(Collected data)
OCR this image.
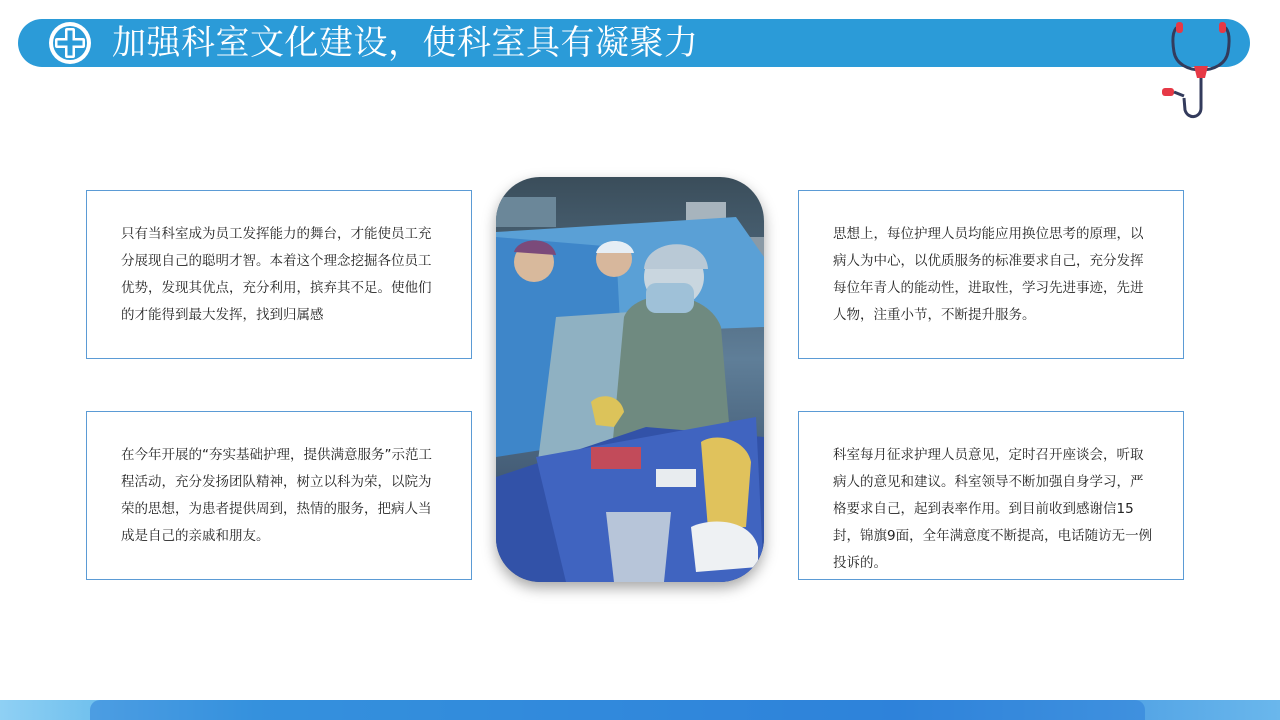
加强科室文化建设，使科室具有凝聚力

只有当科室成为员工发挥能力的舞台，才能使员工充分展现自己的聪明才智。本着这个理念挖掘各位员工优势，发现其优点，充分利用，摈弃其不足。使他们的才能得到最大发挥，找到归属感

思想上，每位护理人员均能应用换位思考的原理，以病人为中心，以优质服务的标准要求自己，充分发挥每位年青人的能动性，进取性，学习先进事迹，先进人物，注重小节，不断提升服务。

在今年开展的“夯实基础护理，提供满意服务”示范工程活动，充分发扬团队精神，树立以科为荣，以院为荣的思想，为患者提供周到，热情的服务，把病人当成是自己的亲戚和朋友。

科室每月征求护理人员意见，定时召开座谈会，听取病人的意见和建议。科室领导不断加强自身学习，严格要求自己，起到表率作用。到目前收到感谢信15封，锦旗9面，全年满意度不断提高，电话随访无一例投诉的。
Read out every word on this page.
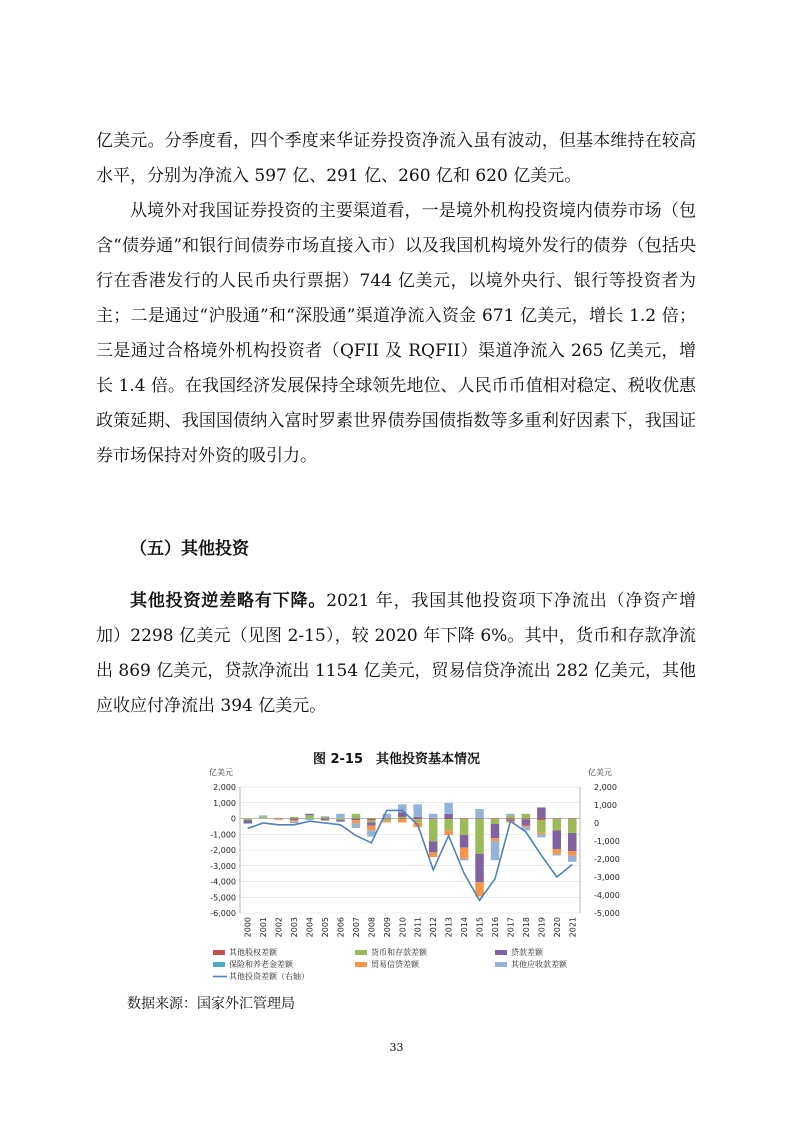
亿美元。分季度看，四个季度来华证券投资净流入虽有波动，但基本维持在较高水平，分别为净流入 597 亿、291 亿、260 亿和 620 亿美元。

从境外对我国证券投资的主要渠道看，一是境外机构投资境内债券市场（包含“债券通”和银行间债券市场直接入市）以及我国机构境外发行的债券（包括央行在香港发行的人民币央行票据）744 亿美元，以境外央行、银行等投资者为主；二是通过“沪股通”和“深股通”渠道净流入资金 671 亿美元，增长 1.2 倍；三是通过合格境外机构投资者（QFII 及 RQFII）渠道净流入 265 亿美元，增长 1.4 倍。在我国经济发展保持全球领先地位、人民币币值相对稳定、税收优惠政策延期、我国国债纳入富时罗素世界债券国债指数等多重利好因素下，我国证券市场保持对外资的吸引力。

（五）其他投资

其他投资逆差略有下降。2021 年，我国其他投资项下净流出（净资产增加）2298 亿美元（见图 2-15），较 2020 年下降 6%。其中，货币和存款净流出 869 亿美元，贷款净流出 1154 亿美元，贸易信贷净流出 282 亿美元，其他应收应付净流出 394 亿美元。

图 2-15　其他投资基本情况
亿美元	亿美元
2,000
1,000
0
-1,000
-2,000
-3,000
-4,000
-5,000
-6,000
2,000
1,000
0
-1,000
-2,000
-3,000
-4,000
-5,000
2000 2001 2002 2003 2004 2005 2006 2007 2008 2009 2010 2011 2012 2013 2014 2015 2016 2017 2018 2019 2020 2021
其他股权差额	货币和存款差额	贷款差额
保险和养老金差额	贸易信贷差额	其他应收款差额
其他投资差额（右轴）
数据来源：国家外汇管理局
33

**Given request:**
Search the listing for the string "this". Copy each line where it turns up.

**Answer for the task:**
OCR this image.
Read out every word on this page.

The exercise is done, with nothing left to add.